#### [What needs to be done]
Exactly reproduce each line of the listing that follows.

Raw records:
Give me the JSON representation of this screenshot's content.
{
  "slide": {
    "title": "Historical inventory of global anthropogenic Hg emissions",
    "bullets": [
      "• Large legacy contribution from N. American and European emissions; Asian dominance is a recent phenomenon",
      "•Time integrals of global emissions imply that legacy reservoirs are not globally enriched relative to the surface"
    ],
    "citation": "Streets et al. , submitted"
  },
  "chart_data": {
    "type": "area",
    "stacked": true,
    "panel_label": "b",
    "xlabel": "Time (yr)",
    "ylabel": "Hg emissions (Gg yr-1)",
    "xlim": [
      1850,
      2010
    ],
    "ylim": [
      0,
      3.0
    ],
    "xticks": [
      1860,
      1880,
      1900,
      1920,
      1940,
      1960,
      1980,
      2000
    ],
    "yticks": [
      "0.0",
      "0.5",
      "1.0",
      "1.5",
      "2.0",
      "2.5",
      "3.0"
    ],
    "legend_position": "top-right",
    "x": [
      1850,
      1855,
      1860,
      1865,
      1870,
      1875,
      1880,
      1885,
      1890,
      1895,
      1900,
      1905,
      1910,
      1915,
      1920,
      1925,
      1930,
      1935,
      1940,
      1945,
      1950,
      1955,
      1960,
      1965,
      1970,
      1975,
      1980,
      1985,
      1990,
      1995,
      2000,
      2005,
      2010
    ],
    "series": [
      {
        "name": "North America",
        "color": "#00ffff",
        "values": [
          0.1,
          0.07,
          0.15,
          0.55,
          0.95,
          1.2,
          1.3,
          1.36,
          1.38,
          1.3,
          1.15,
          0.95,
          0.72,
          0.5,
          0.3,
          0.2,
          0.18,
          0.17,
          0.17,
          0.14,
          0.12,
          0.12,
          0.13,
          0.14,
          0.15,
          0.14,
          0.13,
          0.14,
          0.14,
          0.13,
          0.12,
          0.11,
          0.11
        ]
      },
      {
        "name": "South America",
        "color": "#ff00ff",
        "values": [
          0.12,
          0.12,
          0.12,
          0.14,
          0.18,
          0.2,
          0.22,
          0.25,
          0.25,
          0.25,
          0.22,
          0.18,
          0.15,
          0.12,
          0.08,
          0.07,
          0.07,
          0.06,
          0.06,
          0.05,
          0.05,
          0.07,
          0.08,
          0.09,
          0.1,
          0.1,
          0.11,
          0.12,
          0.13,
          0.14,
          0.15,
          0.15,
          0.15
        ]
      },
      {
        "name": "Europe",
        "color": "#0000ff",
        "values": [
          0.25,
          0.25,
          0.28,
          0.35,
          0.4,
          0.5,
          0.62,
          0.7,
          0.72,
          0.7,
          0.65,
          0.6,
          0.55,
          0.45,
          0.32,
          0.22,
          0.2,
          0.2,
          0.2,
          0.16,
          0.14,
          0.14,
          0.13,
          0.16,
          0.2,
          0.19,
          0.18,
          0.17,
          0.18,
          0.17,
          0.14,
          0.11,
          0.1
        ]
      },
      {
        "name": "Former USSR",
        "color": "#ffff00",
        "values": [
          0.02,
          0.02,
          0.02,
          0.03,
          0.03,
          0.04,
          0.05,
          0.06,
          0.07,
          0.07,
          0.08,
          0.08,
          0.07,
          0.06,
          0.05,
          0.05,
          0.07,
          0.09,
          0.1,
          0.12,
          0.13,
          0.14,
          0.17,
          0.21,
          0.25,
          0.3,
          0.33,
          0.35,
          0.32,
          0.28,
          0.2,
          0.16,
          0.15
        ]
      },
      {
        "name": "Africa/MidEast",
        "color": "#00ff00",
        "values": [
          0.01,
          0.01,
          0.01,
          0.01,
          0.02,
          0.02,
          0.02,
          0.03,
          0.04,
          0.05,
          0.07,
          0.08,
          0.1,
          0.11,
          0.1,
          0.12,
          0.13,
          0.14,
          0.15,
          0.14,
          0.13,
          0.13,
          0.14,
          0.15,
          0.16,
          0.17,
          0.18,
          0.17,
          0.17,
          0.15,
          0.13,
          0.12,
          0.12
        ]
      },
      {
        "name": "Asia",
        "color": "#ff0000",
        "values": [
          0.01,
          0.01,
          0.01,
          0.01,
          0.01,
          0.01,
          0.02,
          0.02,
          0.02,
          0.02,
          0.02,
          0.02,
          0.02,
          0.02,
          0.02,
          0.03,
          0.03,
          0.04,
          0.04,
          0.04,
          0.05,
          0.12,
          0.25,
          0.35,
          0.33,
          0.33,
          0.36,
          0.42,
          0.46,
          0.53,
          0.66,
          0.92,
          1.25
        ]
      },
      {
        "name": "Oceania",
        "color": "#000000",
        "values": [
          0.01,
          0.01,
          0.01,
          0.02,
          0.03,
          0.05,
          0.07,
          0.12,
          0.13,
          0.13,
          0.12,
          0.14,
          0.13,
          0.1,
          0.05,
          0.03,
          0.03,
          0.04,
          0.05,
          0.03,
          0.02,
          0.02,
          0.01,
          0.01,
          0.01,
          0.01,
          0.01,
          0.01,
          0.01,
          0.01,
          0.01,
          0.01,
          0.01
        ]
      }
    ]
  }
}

#### [Answer to this exercise]
Give me the JSON representation of this screenshot's content.
{
  "slide": {
    "title": "Historical inventory of global anthropogenic Hg emissions",
    "bullets": [
      "• Large legacy contribution from N. American and European emissions; Asian dominance is a recent phenomenon",
      "•Time integrals of global emissions imply that legacy reservoirs are not globally enriched relative to the surface"
    ],
    "citation": "Streets et al. , submitted"
  },
  "chart_data": {
    "type": "area",
    "stacked": true,
    "panel_label": "b",
    "xlabel": "Time (yr)",
    "ylabel": "Hg emissions (Gg yr-1)",
    "xlim": [
      1850,
      2010
    ],
    "ylim": [
      0,
      3.0
    ],
    "xticks": [
      1860,
      1880,
      1900,
      1920,
      1940,
      1960,
      1980,
      2000
    ],
    "yticks": [
      "0.0",
      "0.5",
      "1.0",
      "1.5",
      "2.0",
      "2.5",
      "3.0"
    ],
    "legend_position": "top-right",
    "x": [
      1850,
      1855,
      1860,
      1865,
      1870,
      1875,
      1880,
      1885,
      1890,
      1895,
      1900,
      1905,
      1910,
      1915,
      1920,
      1925,
      1930,
      1935,
      1940,
      1945,
      1950,
      1955,
      1960,
      1965,
      1970,
      1975,
      1980,
      1985,
      1990,
      1995,
      2000,
      2005,
      2010
    ],
    "series": [
      {
        "name": "North America",
        "color": "#00ffff",
        "values": [
          0.1,
          0.07,
          0.15,
          0.55,
          0.95,
          1.2,
          1.3,
          1.36,
          1.38,
          1.3,
          1.15,
          0.95,
          0.72,
          0.5,
          0.3,
          0.2,
          0.18,
          0.17,
          0.17,
          0.14,
          0.12,
          0.12,
          0.13,
          0.14,
          0.15,
          0.14,
          0.13,
          0.14,
          0.14,
          0.13,
          0.12,
          0.11,
          0.11
        ]
      },
      {
        "name": "South America",
        "color": "#ff00ff",
        "values": [
          0.12,
          0.12,
          0.12,
          0.14,
          0.18,
          0.2,
          0.22,
          0.25,
          0.25,
          0.25,
          0.22,
          0.18,
          0.15,
          0.12,
          0.08,
          0.07,
          0.07,
          0.06,
          0.06,
          0.05,
          0.05,
          0.07,
          0.08,
          0.09,
          0.1,
          0.1,
          0.11,
          0.12,
          0.13,
          0.14,
          0.15,
          0.15,
          0.15
        ]
      },
      {
        "name": "Europe",
        "color": "#0000ff",
        "values": [
          0.25,
          0.25,
          0.28,
          0.35,
          0.4,
          0.5,
          0.62,
          0.7,
          0.72,
          0.7,
          0.65,
          0.6,
          0.55,
          0.45,
          0.32,
          0.22,
          0.2,
          0.2,
          0.2,
          0.16,
          0.14,
          0.14,
          0.13,
          0.16,
          0.2,
          0.19,
          0.18,
          0.17,
          0.18,
          0.17,
          0.14,
          0.11,
          0.1
        ]
      },
      {
        "name": "Former USSR",
        "color": "#ffff00",
        "values": [
          0.02,
          0.02,
          0.02,
          0.03,
          0.03,
          0.04,
          0.05,
          0.06,
          0.07,
          0.07,
          0.08,
          0.08,
          0.07,
          0.06,
          0.05,
          0.05,
          0.07,
          0.09,
          0.1,
          0.12,
          0.13,
          0.14,
          0.17,
          0.21,
          0.25,
          0.3,
          0.33,
          0.35,
          0.32,
          0.28,
          0.2,
          0.16,
          0.15
        ]
      },
      {
        "name": "Africa/MidEast",
        "color": "#00ff00",
        "values": [
          0.01,
          0.01,
          0.01,
          0.01,
          0.02,
          0.02,
          0.02,
          0.03,
          0.04,
          0.05,
          0.07,
          0.08,
          0.1,
          0.11,
          0.1,
          0.12,
          0.13,
          0.14,
          0.15,
          0.14,
          0.13,
          0.13,
          0.14,
          0.15,
          0.16,
          0.17,
          0.18,
          0.17,
          0.17,
          0.15,
          0.13,
          0.12,
          0.12
        ]
      },
      {
        "name": "Asia",
        "color": "#ff0000",
        "values": [
          0.01,
          0.01,
          0.01,
          0.01,
          0.01,
          0.01,
          0.02,
          0.02,
          0.02,
          0.02,
          0.02,
          0.02,
          0.02,
          0.02,
          0.02,
          0.03,
          0.03,
          0.04,
          0.04,
          0.04,
          0.05,
          0.12,
          0.25,
          0.35,
          0.33,
          0.33,
          0.36,
          0.42,
          0.46,
          0.53,
          0.66,
          0.92,
          1.25
        ]
      },
      {
        "name": "Oceania",
        "color": "#000000",
        "values": [
          0.01,
          0.01,
          0.01,
          0.02,
          0.03,
          0.05,
          0.07,
          0.12,
          0.13,
          0.13,
          0.12,
          0.14,
          0.13,
          0.1,
          0.05,
          0.03,
          0.03,
          0.04,
          0.05,
          0.03,
          0.02,
          0.02,
          0.01,
          0.01,
          0.01,
          0.01,
          0.01,
          0.01,
          0.01,
          0.01,
          0.01,
          0.01,
          0.01
        ]
      }
    ]
  }
}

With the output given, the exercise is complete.